--- Begin TASK MATERIAL ---
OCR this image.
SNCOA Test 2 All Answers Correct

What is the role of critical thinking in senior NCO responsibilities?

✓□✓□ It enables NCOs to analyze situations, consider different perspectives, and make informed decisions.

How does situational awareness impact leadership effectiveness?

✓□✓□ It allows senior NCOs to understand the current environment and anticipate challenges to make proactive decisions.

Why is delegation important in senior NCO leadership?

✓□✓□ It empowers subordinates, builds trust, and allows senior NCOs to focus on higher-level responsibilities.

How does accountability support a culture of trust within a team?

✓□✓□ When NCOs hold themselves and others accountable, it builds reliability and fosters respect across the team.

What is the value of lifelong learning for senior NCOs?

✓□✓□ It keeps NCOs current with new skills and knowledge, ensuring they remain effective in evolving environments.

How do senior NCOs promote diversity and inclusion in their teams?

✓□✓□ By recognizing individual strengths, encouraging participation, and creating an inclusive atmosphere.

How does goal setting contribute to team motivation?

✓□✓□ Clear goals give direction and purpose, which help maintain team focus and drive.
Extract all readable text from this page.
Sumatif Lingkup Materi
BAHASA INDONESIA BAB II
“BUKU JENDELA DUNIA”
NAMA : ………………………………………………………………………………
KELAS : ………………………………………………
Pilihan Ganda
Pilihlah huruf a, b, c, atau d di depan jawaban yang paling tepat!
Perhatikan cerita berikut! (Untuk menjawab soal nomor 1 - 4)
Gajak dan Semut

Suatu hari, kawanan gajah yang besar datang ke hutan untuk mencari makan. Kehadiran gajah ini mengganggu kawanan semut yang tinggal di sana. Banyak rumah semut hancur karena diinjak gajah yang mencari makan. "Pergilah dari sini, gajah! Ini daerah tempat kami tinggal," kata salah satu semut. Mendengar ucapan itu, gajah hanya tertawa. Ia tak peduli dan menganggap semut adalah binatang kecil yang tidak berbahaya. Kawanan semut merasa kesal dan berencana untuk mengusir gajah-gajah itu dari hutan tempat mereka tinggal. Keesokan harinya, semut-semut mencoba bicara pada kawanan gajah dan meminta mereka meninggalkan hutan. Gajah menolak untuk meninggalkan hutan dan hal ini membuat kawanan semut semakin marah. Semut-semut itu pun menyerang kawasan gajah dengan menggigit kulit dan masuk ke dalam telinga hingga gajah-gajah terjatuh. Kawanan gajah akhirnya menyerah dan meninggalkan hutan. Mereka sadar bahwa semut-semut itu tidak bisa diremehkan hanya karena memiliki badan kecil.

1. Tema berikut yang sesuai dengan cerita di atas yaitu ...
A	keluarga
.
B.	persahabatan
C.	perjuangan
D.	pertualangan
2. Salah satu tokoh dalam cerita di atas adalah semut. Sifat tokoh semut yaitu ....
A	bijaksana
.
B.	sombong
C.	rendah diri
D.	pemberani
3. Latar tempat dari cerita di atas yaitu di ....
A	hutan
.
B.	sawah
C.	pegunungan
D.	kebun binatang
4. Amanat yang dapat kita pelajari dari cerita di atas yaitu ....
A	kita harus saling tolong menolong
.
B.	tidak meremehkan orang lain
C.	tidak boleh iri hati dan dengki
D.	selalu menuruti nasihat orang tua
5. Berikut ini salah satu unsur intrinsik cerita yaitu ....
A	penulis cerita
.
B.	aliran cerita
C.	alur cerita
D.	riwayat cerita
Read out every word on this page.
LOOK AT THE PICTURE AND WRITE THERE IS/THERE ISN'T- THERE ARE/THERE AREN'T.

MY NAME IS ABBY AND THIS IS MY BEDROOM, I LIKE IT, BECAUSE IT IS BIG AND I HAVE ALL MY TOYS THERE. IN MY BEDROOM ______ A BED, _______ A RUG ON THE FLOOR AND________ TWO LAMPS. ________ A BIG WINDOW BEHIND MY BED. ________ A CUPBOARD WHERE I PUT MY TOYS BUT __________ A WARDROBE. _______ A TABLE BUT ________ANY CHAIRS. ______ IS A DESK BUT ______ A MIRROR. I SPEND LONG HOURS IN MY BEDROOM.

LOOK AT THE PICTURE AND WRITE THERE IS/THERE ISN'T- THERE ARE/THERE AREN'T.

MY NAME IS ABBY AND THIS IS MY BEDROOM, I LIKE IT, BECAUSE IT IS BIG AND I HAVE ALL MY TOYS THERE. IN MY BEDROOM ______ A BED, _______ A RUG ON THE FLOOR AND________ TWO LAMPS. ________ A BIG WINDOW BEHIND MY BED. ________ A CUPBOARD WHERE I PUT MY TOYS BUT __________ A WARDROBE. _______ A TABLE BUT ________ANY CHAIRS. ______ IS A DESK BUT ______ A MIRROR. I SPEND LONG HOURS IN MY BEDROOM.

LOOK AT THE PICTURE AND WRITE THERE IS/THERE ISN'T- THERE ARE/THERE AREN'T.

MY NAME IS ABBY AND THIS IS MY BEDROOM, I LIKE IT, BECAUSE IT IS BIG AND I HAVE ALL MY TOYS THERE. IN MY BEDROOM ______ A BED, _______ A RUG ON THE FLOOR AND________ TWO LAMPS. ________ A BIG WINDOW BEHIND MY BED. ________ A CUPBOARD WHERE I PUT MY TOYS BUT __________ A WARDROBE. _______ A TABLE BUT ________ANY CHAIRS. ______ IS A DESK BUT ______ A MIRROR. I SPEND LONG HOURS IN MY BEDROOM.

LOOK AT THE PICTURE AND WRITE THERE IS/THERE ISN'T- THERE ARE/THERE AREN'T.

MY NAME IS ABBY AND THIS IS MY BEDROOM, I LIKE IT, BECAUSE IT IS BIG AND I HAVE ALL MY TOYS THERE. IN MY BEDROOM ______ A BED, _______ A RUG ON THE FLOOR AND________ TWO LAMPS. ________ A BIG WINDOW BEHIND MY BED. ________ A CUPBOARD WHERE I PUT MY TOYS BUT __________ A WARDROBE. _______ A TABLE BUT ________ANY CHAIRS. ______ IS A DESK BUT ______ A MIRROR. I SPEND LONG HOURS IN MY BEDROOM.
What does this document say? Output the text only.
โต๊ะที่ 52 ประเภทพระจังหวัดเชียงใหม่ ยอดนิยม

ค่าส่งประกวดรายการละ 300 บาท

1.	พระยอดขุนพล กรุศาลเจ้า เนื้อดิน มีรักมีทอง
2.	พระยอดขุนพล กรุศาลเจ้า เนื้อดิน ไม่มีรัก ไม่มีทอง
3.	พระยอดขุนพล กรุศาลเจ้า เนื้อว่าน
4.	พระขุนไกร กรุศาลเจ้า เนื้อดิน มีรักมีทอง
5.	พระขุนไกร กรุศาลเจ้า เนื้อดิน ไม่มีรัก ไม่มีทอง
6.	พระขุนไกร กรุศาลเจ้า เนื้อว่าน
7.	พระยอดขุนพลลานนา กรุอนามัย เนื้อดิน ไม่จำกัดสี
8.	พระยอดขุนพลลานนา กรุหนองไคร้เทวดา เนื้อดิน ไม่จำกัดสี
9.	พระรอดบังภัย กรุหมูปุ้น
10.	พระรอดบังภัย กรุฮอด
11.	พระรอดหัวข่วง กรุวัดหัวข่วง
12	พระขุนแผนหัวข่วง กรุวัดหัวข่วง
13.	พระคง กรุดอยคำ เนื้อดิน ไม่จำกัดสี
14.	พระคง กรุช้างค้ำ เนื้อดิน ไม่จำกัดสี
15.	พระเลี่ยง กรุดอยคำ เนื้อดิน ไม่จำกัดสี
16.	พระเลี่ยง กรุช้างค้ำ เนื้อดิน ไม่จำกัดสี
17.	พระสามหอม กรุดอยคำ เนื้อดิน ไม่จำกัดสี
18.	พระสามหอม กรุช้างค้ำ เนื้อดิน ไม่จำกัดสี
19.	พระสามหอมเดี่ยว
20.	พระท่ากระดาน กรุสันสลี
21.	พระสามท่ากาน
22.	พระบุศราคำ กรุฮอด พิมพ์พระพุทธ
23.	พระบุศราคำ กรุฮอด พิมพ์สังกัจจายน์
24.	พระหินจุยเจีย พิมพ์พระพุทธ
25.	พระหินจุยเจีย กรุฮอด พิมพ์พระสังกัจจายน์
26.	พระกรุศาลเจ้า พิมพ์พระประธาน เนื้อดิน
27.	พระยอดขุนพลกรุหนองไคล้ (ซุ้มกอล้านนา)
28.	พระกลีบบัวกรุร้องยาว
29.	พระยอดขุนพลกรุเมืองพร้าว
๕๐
--- End TASK MATERIAL ---
WRITTEN EXERCISE: Only a number is wanted: how many lines of the material above hold "พระคง"?

ANSWER FOR THE TASK: 2